_What the task asks_. Please give the entries again in full and exactly, without any picture.

_Supplied records_.
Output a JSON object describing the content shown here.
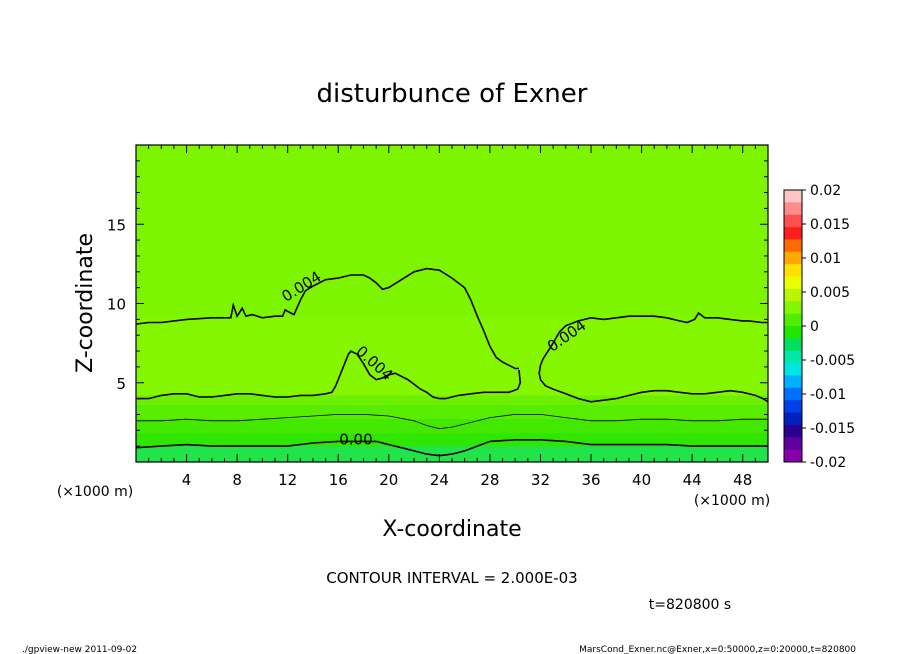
{
  "chart_data": {
    "type": "contour",
    "title": "disturbunce of Exner",
    "xlabel": "X-coordinate",
    "ylabel": "Z-coordinate",
    "x_unit_label": "(×1000 m)",
    "y_unit_label": "(×1000 m)",
    "xlim": [
      0,
      50
    ],
    "ylim": [
      0,
      20
    ],
    "x_ticks": [
      4,
      8,
      12,
      16,
      20,
      24,
      28,
      32,
      36,
      40,
      44,
      48
    ],
    "y_ticks": [
      5,
      10,
      15
    ],
    "contour_interval_text": "CONTOUR INTERVAL = 2.000E-03",
    "contour_labels": [
      {
        "text": "0.004",
        "x": 13.3,
        "z": 10.8,
        "angle": -32
      },
      {
        "text": "0.004",
        "x": 18.6,
        "z": 6.0,
        "angle": 42
      },
      {
        "text": "0.004",
        "x": 34.3,
        "z": 7.7,
        "angle": -35
      },
      {
        "text": "0.00",
        "x": 17.4,
        "z": 1.1,
        "angle": 0
      }
    ],
    "contours": [
      {
        "level": 0.004,
        "x": [
          0,
          1,
          2,
          4,
          6,
          7.5,
          7.7,
          8.0,
          8.4,
          8.7,
          9.2,
          10,
          11,
          11.6,
          11.8,
          12.0,
          12.5,
          13,
          13.4,
          14,
          15,
          16,
          17,
          17.5,
          18,
          18.5,
          19,
          19.5,
          20,
          21,
          22,
          23,
          24,
          25,
          26,
          26.5,
          27,
          27.5,
          28,
          28.5,
          29,
          29.5,
          30,
          30.3
        ],
        "z": [
          8.7,
          8.8,
          8.8,
          9.0,
          9.1,
          9.1,
          9.9,
          9.2,
          9.7,
          9.2,
          9.3,
          9.1,
          9.2,
          9.2,
          9.6,
          9.5,
          9.3,
          10.2,
          10.8,
          11.1,
          11.5,
          11.6,
          11.8,
          11.8,
          11.8,
          11.6,
          11.3,
          10.9,
          11.0,
          11.5,
          12.0,
          12.2,
          12.1,
          11.6,
          11.0,
          10.2,
          9.2,
          8.3,
          7.3,
          6.6,
          6.3,
          6.1,
          5.9,
          5.9
        ]
      },
      {
        "level": 0.004,
        "x": [
          30.3,
          30.4,
          30.2,
          29.5,
          28.5,
          27.5,
          26.5,
          25.5,
          24.5,
          24,
          23.5,
          23,
          22.5,
          22,
          21.5,
          21,
          20.5,
          20,
          19.5,
          19,
          18.5,
          18,
          17.5,
          17,
          16.8,
          16.5,
          16.2,
          15.8,
          15.5,
          15,
          14,
          13,
          12,
          11,
          10,
          9,
          8,
          7,
          6,
          5,
          4,
          3,
          2,
          1,
          0
        ],
        "z": [
          5.8,
          5.0,
          4.6,
          4.4,
          4.4,
          4.4,
          4.3,
          4.2,
          4.0,
          4.0,
          4.1,
          4.4,
          4.6,
          4.9,
          5.2,
          5.4,
          5.6,
          5.5,
          5.3,
          5.2,
          5.5,
          6.2,
          6.8,
          7.0,
          6.8,
          6.2,
          5.6,
          4.8,
          4.4,
          4.3,
          4.2,
          4.2,
          4.1,
          4.1,
          4.2,
          4.3,
          4.3,
          4.2,
          4.1,
          4.1,
          4.3,
          4.3,
          4.2,
          4.0,
          4.0
        ]
      },
      {
        "level": 0.004,
        "x": [
          50,
          49.5,
          48.5,
          48,
          47,
          46,
          45,
          44.5,
          44.2,
          43.6,
          43,
          42,
          41,
          40,
          39,
          38,
          37,
          36,
          35,
          34,
          33.5,
          33,
          32.6,
          32.2,
          32.0,
          31.9,
          32.0,
          32.4,
          33,
          34,
          35,
          35.5,
          36,
          37,
          38,
          39,
          40,
          41,
          42,
          43,
          44,
          45,
          46,
          47,
          48,
          49,
          49.6,
          50
        ],
        "z": [
          8.8,
          8.8,
          8.9,
          8.9,
          9.0,
          9.1,
          9.1,
          9.4,
          9.0,
          8.8,
          8.9,
          9.1,
          9.2,
          9.2,
          9.2,
          9.1,
          9.0,
          9.1,
          8.9,
          8.6,
          8.2,
          7.5,
          7.0,
          6.5,
          6.1,
          5.6,
          5.2,
          4.8,
          4.6,
          4.3,
          4.0,
          3.9,
          3.8,
          3.9,
          4.0,
          4.2,
          4.4,
          4.5,
          4.5,
          4.4,
          4.3,
          4.3,
          4.4,
          4.5,
          4.4,
          4.2,
          4.0,
          3.8
        ]
      },
      {
        "level": 0.002,
        "x": [
          0,
          2,
          4,
          6,
          8,
          10,
          12,
          14,
          16,
          18,
          20,
          22,
          23,
          24,
          25,
          26,
          28,
          30,
          32,
          34,
          36,
          38,
          40,
          42,
          44,
          46,
          48,
          50
        ],
        "z": [
          2.6,
          2.6,
          2.7,
          2.6,
          2.6,
          2.7,
          2.8,
          2.9,
          3.0,
          3.0,
          2.9,
          2.6,
          2.3,
          2.1,
          2.2,
          2.4,
          2.8,
          3.0,
          3.0,
          2.8,
          2.6,
          2.6,
          2.7,
          2.7,
          2.6,
          2.6,
          2.7,
          2.7
        ]
      },
      {
        "level": 0.0,
        "x": [
          0,
          2,
          4,
          6,
          8,
          10,
          12,
          14,
          16,
          17.5,
          19,
          20,
          21,
          22,
          23,
          24,
          25,
          26,
          27,
          28,
          30,
          32,
          34,
          36,
          38,
          40,
          42,
          44,
          46,
          48,
          50
        ],
        "z": [
          0.9,
          1.0,
          1.1,
          1.0,
          1.0,
          1.0,
          1.0,
          1.2,
          1.3,
          1.3,
          1.3,
          1.1,
          0.9,
          0.7,
          0.5,
          0.4,
          0.5,
          0.7,
          1.0,
          1.3,
          1.4,
          1.4,
          1.3,
          1.1,
          1.1,
          1.1,
          1.1,
          1.0,
          1.0,
          1.0,
          1.0
        ]
      }
    ],
    "color_bands": [
      {
        "z_top": 20.0,
        "color": "#7df500"
      },
      {
        "z_top": 9.1,
        "color": "#84f700"
      },
      {
        "z_top": 4.2,
        "color": "#6cf000"
      },
      {
        "z_top": 3.6,
        "color": "#58ec00"
      },
      {
        "z_top": 2.7,
        "color": "#43e800"
      },
      {
        "z_top": 1.8,
        "color": "#2ee600"
      },
      {
        "z_top": 1.0,
        "color": "#22e44a"
      }
    ],
    "colorbar": {
      "labels": [
        "0.02",
        "0.015",
        "0.01",
        "0.005",
        "0",
        "-0.005",
        "-0.01",
        "-0.015",
        "-0.02"
      ],
      "values": [
        0.02,
        0.015,
        0.01,
        0.005,
        0,
        -0.005,
        -0.01,
        -0.015,
        -0.02
      ],
      "colors": [
        "#ffc6c6",
        "#ff8c8c",
        "#ff5050",
        "#ff1e1e",
        "#ff6a00",
        "#ffa800",
        "#ffe000",
        "#e8ff00",
        "#bcf500",
        "#84f700",
        "#50ee00",
        "#20e600",
        "#00e060",
        "#00e8a8",
        "#00e4e4",
        "#00b0ff",
        "#0070ff",
        "#0040e8",
        "#0020c0",
        "#2a0090",
        "#6000a0",
        "#8a00a8"
      ]
    }
  },
  "footer": {
    "time_label": "t=820800  s",
    "left_note": "./gpview-new   2011-09-02",
    "right_note": "MarsCond_Exner.nc@Exner,x=0:50000,z=0:20000,t=820800"
  }
}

_The output_.
Output a JSON object describing the content shown here.
{
  "chart_data": {
    "type": "contour",
    "title": "disturbunce of Exner",
    "xlabel": "X-coordinate",
    "ylabel": "Z-coordinate",
    "x_unit_label": "(×1000 m)",
    "y_unit_label": "(×1000 m)",
    "xlim": [
      0,
      50
    ],
    "ylim": [
      0,
      20
    ],
    "x_ticks": [
      4,
      8,
      12,
      16,
      20,
      24,
      28,
      32,
      36,
      40,
      44,
      48
    ],
    "y_ticks": [
      5,
      10,
      15
    ],
    "contour_interval_text": "CONTOUR INTERVAL = 2.000E-03",
    "contour_labels": [
      {
        "text": "0.004",
        "x": 13.3,
        "z": 10.8,
        "angle": -32
      },
      {
        "text": "0.004",
        "x": 18.6,
        "z": 6.0,
        "angle": 42
      },
      {
        "text": "0.004",
        "x": 34.3,
        "z": 7.7,
        "angle": -35
      },
      {
        "text": "0.00",
        "x": 17.4,
        "z": 1.1,
        "angle": 0
      }
    ],
    "contours": [
      {
        "level": 0.004,
        "x": [
          0,
          1,
          2,
          4,
          6,
          7.5,
          7.7,
          8.0,
          8.4,
          8.7,
          9.2,
          10,
          11,
          11.6,
          11.8,
          12.0,
          12.5,
          13,
          13.4,
          14,
          15,
          16,
          17,
          17.5,
          18,
          18.5,
          19,
          19.5,
          20,
          21,
          22,
          23,
          24,
          25,
          26,
          26.5,
          27,
          27.5,
          28,
          28.5,
          29,
          29.5,
          30,
          30.3
        ],
        "z": [
          8.7,
          8.8,
          8.8,
          9.0,
          9.1,
          9.1,
          9.9,
          9.2,
          9.7,
          9.2,
          9.3,
          9.1,
          9.2,
          9.2,
          9.6,
          9.5,
          9.3,
          10.2,
          10.8,
          11.1,
          11.5,
          11.6,
          11.8,
          11.8,
          11.8,
          11.6,
          11.3,
          10.9,
          11.0,
          11.5,
          12.0,
          12.2,
          12.1,
          11.6,
          11.0,
          10.2,
          9.2,
          8.3,
          7.3,
          6.6,
          6.3,
          6.1,
          5.9,
          5.9
        ]
      },
      {
        "level": 0.004,
        "x": [
          30.3,
          30.4,
          30.2,
          29.5,
          28.5,
          27.5,
          26.5,
          25.5,
          24.5,
          24,
          23.5,
          23,
          22.5,
          22,
          21.5,
          21,
          20.5,
          20,
          19.5,
          19,
          18.5,
          18,
          17.5,
          17,
          16.8,
          16.5,
          16.2,
          15.8,
          15.5,
          15,
          14,
          13,
          12,
          11,
          10,
          9,
          8,
          7,
          6,
          5,
          4,
          3,
          2,
          1,
          0
        ],
        "z": [
          5.8,
          5.0,
          4.6,
          4.4,
          4.4,
          4.4,
          4.3,
          4.2,
          4.0,
          4.0,
          4.1,
          4.4,
          4.6,
          4.9,
          5.2,
          5.4,
          5.6,
          5.5,
          5.3,
          5.2,
          5.5,
          6.2,
          6.8,
          7.0,
          6.8,
          6.2,
          5.6,
          4.8,
          4.4,
          4.3,
          4.2,
          4.2,
          4.1,
          4.1,
          4.2,
          4.3,
          4.3,
          4.2,
          4.1,
          4.1,
          4.3,
          4.3,
          4.2,
          4.0,
          4.0
        ]
      },
      {
        "level": 0.004,
        "x": [
          50,
          49.5,
          48.5,
          48,
          47,
          46,
          45,
          44.5,
          44.2,
          43.6,
          43,
          42,
          41,
          40,
          39,
          38,
          37,
          36,
          35,
          34,
          33.5,
          33,
          32.6,
          32.2,
          32.0,
          31.9,
          32.0,
          32.4,
          33,
          34,
          35,
          35.5,
          36,
          37,
          38,
          39,
          40,
          41,
          42,
          43,
          44,
          45,
          46,
          47,
          48,
          49,
          49.6,
          50
        ],
        "z": [
          8.8,
          8.8,
          8.9,
          8.9,
          9.0,
          9.1,
          9.1,
          9.4,
          9.0,
          8.8,
          8.9,
          9.1,
          9.2,
          9.2,
          9.2,
          9.1,
          9.0,
          9.1,
          8.9,
          8.6,
          8.2,
          7.5,
          7.0,
          6.5,
          6.1,
          5.6,
          5.2,
          4.8,
          4.6,
          4.3,
          4.0,
          3.9,
          3.8,
          3.9,
          4.0,
          4.2,
          4.4,
          4.5,
          4.5,
          4.4,
          4.3,
          4.3,
          4.4,
          4.5,
          4.4,
          4.2,
          4.0,
          3.8
        ]
      },
      {
        "level": 0.002,
        "x": [
          0,
          2,
          4,
          6,
          8,
          10,
          12,
          14,
          16,
          18,
          20,
          22,
          23,
          24,
          25,
          26,
          28,
          30,
          32,
          34,
          36,
          38,
          40,
          42,
          44,
          46,
          48,
          50
        ],
        "z": [
          2.6,
          2.6,
          2.7,
          2.6,
          2.6,
          2.7,
          2.8,
          2.9,
          3.0,
          3.0,
          2.9,
          2.6,
          2.3,
          2.1,
          2.2,
          2.4,
          2.8,
          3.0,
          3.0,
          2.8,
          2.6,
          2.6,
          2.7,
          2.7,
          2.6,
          2.6,
          2.7,
          2.7
        ]
      },
      {
        "level": 0.0,
        "x": [
          0,
          2,
          4,
          6,
          8,
          10,
          12,
          14,
          16,
          17.5,
          19,
          20,
          21,
          22,
          23,
          24,
          25,
          26,
          27,
          28,
          30,
          32,
          34,
          36,
          38,
          40,
          42,
          44,
          46,
          48,
          50
        ],
        "z": [
          0.9,
          1.0,
          1.1,
          1.0,
          1.0,
          1.0,
          1.0,
          1.2,
          1.3,
          1.3,
          1.3,
          1.1,
          0.9,
          0.7,
          0.5,
          0.4,
          0.5,
          0.7,
          1.0,
          1.3,
          1.4,
          1.4,
          1.3,
          1.1,
          1.1,
          1.1,
          1.1,
          1.0,
          1.0,
          1.0,
          1.0
        ]
      }
    ],
    "color_bands": [
      {
        "z_top": 20.0,
        "color": "#7df500"
      },
      {
        "z_top": 9.1,
        "color": "#84f700"
      },
      {
        "z_top": 4.2,
        "color": "#6cf000"
      },
      {
        "z_top": 3.6,
        "color": "#58ec00"
      },
      {
        "z_top": 2.7,
        "color": "#43e800"
      },
      {
        "z_top": 1.8,
        "color": "#2ee600"
      },
      {
        "z_top": 1.0,
        "color": "#22e44a"
      }
    ],
    "colorbar": {
      "labels": [
        "0.02",
        "0.015",
        "0.01",
        "0.005",
        "0",
        "-0.005",
        "-0.01",
        "-0.015",
        "-0.02"
      ],
      "values": [
        0.02,
        0.015,
        0.01,
        0.005,
        0,
        -0.005,
        -0.01,
        -0.015,
        -0.02
      ],
      "colors": [
        "#ffc6c6",
        "#ff8c8c",
        "#ff5050",
        "#ff1e1e",
        "#ff6a00",
        "#ffa800",
        "#ffe000",
        "#e8ff00",
        "#bcf500",
        "#84f700",
        "#50ee00",
        "#20e600",
        "#00e060",
        "#00e8a8",
        "#00e4e4",
        "#00b0ff",
        "#0070ff",
        "#0040e8",
        "#0020c0",
        "#2a0090",
        "#6000a0",
        "#8a00a8"
      ]
    }
  },
  "footer": {
    "time_label": "t=820800  s",
    "left_note": "./gpview-new   2011-09-02",
    "right_note": "MarsCond_Exner.nc@Exner,x=0:50000,z=0:20000,t=820800"
  }
}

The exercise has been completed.